REQUIRED TASK: Pictures in the data should be dropped; transcribe exactly the lines from the one that has "Convert this screenshot" through the one that has "Serialize everything readable".

STORED DATA:

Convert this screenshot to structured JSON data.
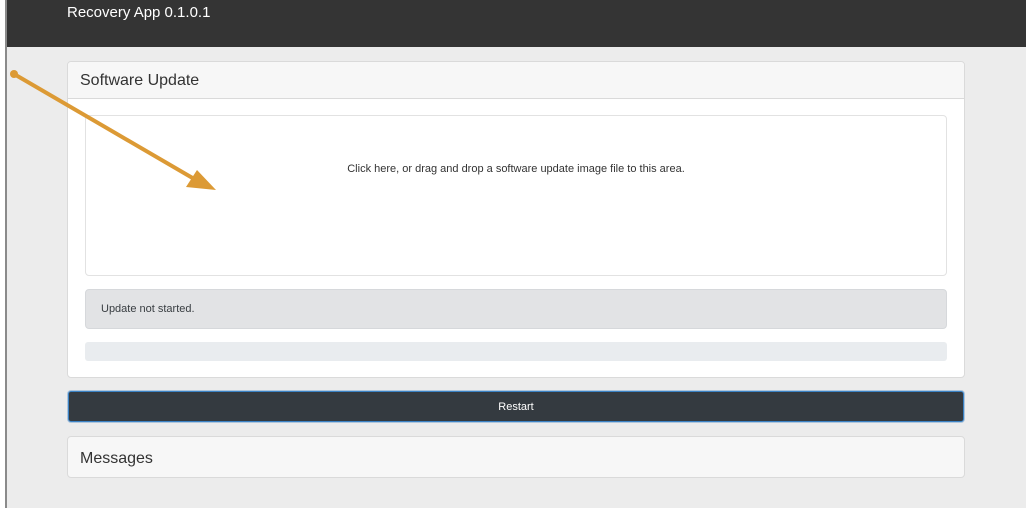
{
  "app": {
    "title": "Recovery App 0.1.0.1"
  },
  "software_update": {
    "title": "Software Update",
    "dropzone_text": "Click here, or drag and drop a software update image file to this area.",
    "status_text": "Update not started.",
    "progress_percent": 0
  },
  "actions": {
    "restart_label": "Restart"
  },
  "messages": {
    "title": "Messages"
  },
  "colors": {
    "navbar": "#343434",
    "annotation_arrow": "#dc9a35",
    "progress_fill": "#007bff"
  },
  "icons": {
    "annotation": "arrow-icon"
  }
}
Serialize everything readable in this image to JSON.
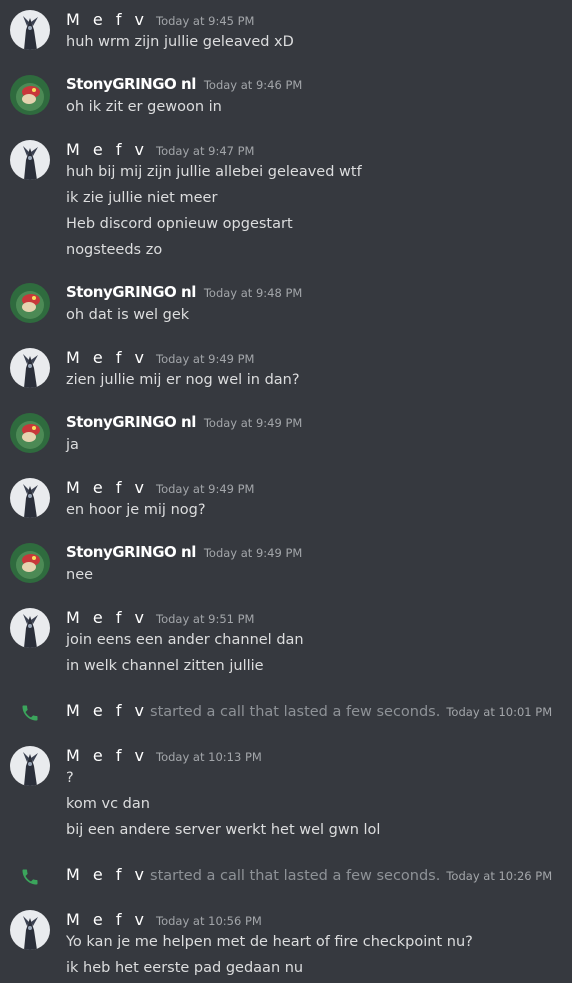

--

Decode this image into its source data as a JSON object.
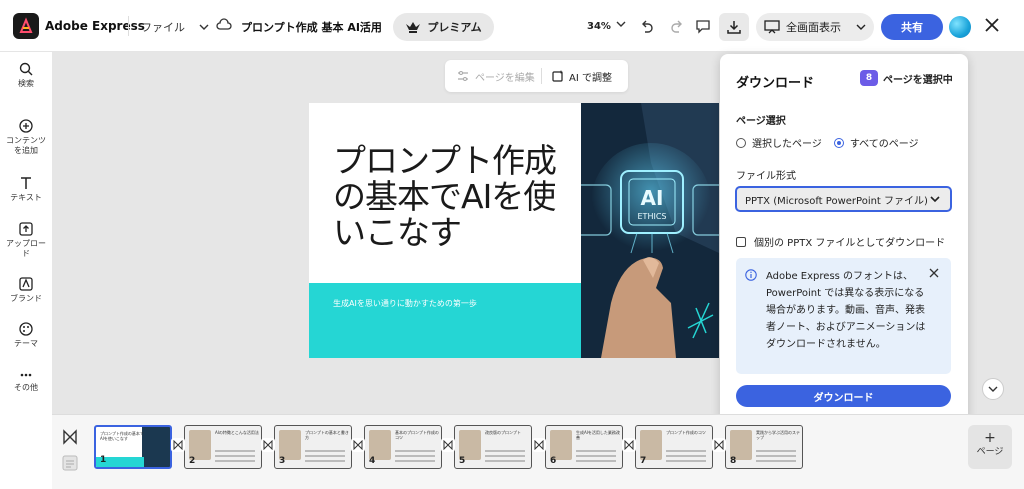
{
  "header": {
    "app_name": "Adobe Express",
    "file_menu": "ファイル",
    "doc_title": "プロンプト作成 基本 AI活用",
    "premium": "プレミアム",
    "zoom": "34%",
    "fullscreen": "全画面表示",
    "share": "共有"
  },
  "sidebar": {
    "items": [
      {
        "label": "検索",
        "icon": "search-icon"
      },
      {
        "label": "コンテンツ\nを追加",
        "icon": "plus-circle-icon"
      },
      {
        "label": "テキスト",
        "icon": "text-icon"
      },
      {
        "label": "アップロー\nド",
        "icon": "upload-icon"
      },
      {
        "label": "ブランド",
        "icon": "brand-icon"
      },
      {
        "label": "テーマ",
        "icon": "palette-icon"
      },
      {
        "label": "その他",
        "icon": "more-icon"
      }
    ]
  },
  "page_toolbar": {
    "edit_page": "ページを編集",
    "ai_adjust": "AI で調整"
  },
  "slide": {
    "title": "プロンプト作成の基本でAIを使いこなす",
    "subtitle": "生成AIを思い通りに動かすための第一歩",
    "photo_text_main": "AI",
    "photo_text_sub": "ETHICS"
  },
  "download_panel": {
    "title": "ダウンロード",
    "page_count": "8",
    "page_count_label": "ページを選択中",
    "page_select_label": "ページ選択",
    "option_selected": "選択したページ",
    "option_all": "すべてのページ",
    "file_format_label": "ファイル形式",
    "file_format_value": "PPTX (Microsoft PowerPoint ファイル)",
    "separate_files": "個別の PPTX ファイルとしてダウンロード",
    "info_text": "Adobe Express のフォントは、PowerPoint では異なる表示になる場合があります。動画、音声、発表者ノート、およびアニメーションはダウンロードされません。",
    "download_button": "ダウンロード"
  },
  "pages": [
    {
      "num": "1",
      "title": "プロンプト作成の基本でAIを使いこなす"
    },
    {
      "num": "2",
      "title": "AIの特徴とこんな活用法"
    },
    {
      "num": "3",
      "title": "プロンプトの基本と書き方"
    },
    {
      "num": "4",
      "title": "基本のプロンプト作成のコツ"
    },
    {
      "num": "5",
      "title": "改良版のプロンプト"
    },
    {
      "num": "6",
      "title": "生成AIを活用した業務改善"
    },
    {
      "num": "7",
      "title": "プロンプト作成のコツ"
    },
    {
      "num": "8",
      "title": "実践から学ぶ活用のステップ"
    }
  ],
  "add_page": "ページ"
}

CORRECT OUTPUT:
Convert this screenshot to structured JSON data.
{
  "app": {
    "title": "Recovery App 0.1.0.1"
  },
  "software_update": {
    "title": "Software Update",
    "dropzone_text": "Click here, or drag and drop a software update image file to this area.",
    "status_text": "Update not started.",
    "progress_percent": 0
  },
  "actions": {
    "restart_label": "Restart"
  },
  "messages": {
    "title": "Messages"
  },
  "colors": {
    "navbar": "#343434",
    "annotation_arrow": "#dc9a35",
    "progress_fill": "#007bff"
  },
  "icons": {
    "annotation": "arrow-icon"
  }
}
Serialize everything readable in this image to JSON.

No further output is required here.